◆ Exercise brief
Provide nothing but the number of lines containing the string "Kerguelen".
+++ Extracted material
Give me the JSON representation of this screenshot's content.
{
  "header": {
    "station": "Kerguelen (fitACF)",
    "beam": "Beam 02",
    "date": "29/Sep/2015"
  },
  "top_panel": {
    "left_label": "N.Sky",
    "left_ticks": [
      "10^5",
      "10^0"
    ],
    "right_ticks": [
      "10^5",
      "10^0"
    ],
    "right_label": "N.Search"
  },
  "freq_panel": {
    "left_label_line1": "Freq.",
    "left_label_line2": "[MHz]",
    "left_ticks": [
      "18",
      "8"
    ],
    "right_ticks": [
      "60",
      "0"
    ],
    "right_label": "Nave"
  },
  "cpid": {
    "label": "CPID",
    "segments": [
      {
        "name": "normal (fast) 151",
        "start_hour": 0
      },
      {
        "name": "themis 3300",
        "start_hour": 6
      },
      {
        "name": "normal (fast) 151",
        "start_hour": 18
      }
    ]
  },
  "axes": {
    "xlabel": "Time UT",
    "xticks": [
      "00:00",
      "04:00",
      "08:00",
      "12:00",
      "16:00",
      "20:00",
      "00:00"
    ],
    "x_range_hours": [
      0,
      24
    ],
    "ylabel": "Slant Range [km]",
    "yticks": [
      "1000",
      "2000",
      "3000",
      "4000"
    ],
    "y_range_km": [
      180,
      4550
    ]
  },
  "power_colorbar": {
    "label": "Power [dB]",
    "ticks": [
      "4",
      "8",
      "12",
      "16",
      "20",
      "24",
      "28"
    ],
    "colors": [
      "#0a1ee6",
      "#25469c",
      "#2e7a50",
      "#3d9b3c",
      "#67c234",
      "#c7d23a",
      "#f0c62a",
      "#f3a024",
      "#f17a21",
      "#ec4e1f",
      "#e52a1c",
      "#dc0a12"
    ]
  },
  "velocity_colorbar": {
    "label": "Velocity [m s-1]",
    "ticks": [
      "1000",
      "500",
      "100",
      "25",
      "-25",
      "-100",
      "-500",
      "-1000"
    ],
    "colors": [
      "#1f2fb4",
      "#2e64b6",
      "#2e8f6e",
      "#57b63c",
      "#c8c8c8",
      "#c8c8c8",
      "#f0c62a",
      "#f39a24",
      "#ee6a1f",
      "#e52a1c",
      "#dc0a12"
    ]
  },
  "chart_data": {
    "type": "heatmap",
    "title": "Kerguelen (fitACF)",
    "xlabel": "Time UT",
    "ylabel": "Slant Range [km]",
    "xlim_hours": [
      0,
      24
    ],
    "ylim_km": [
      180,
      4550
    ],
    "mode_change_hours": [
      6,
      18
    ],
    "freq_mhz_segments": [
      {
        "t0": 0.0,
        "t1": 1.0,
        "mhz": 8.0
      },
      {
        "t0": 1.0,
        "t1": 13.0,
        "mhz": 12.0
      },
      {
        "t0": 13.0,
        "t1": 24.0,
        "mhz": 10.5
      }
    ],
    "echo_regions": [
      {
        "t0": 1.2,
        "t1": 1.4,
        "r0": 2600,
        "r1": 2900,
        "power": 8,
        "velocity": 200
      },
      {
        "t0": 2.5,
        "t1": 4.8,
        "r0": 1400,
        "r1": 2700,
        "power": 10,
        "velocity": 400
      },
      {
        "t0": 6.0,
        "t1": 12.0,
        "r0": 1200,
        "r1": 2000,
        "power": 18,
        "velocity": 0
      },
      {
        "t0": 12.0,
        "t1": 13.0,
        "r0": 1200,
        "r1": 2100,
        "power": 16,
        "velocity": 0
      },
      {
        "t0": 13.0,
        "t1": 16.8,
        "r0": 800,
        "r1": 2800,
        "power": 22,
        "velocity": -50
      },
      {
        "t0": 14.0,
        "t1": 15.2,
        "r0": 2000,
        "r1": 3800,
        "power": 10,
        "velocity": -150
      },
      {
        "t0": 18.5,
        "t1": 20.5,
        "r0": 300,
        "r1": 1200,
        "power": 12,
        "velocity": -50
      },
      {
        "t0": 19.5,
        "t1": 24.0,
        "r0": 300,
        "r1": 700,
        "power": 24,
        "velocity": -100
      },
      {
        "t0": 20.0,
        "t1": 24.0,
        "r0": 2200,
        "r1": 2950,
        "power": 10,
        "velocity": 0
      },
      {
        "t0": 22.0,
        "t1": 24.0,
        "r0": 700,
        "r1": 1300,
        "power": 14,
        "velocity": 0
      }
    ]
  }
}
++++++
◆ Written response
2